I agree that it takes a great deal of "faith" in order to accept Mormonism. However, it seems to me that the sort of "faith" in question is fundamentally different than the "faith" required to believe in "One Holy Catholic and Apostolic Church". The faith required to accept Mormonism, IMHO, is of the sort of which Mark Twain spoke: "believing what you know ain't so".

I grew up in a sort of eclectic Evangelicalism. As a young child, I knew that this tradition does not adequately deal with, for example, the sacramental realism found in the New Testament. Therefore, for me, accepting that the kernel of the Apostolic faith remains present in Orthodoxy and Roman Catholicism was largely a matter of historical verification, despite all development and superficial changes

Anonymous said...

That seems like a reasonable spiritual journey, Greg. I can understand how you would not be satisfied with evangelicalism's explanation of the sacramental realism that I too find in the New Testament.

So is your contention that Mormons delude themselves? Secretly deep down they know they know they're wrong and are therefore hypocrites for continuing to preach what they know to be false?

You'll have some trouble substantiating that claim. After all, you'd have to either be a Mormon yourself with misgivings about Joseph Smith or have sampled a statistically significant Mormon population the majority of which admits to disbelieve what they pretend to believe in church.

On the other hand, you might just find the claims of Mormonism so fantastic that it stands to reason that no person of sound mind could beleive it. Yet this position is highly subjective. I may well believe that Catholic trinitrian theology is foolish, infant baptism is laughable, and transubstantiation is ludicrous. Many Protestants would agree with me. Yet in no way does this mean that a) those doctrines are not true, or more especially b) that it is unreasonable for you to believe them. I at least give Catholics that much respect, can't you afford Mormons the same?

Additionally, I don't agree that the changes made to Roman Catholicism were superficial. Pre-nicene doctrine of the Trinity was not nearly as developed or defined as it is today. The supremacy of the Bishop of Rome was by no means acknoweldged before Nicea, or even during Nicea, (or even today, if you ask Orthodox believers!). Infant baptism was not normalized until centuries after apostolic and post-apostolic times when all significant authors speak of adult baptism. These are fundamental changes to the doctrine of God, ecclesiastical authority and the significance of "sacraments." Am I to understand that these issues are, in your estimation, superficial?

Having said that, let me make it clear that I do not believe that just because a doctrine changes, that the tradition to which it belongs is necessarily inauthentic. After all, God can do what he wants with his true church, provided that its leaders are his authorized servants.

Anonymous said...

Hi Father Greg - Thank you for this post. I found the thesis of your essay intriguing. I don't know that I have much to add, other than to point you to additional information about LDS temple rituals that may be of interest to you and your readers since you mention such in your article.

• **Given material**:

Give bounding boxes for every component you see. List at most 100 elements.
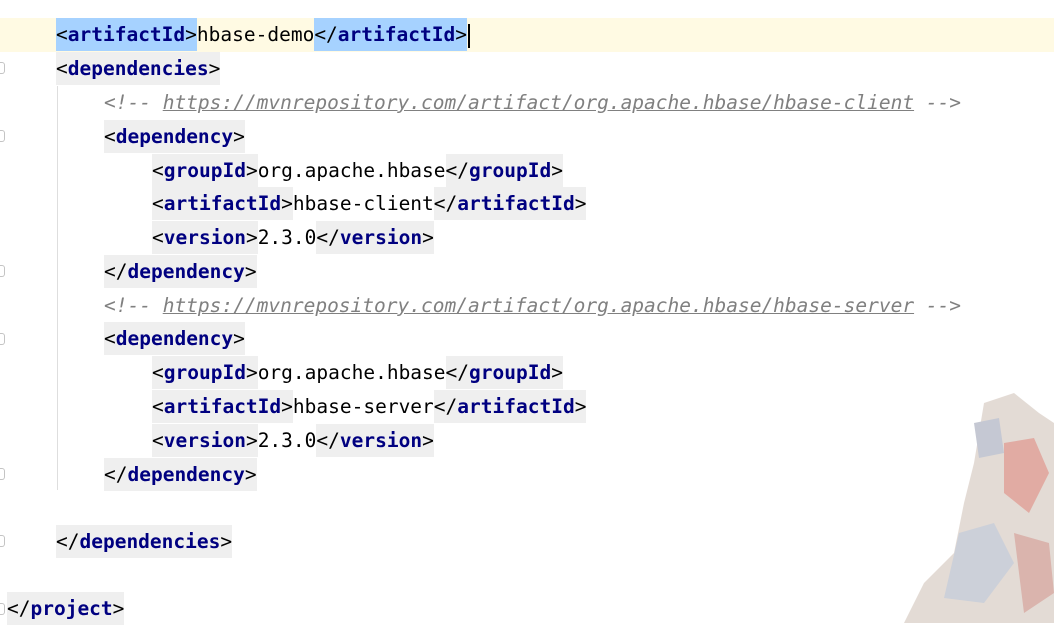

• **Given exercise**:
Update the Mormonism discussion from "So is your contention" to "to be false?", changing "hypocrites" to "deceivers".

• **Result for this exercise**:
So is your contention that Mormons delude themselves? Secretly deep down they know they know they're wrong and are therefore deceivers for continuing to preach what they know to be false?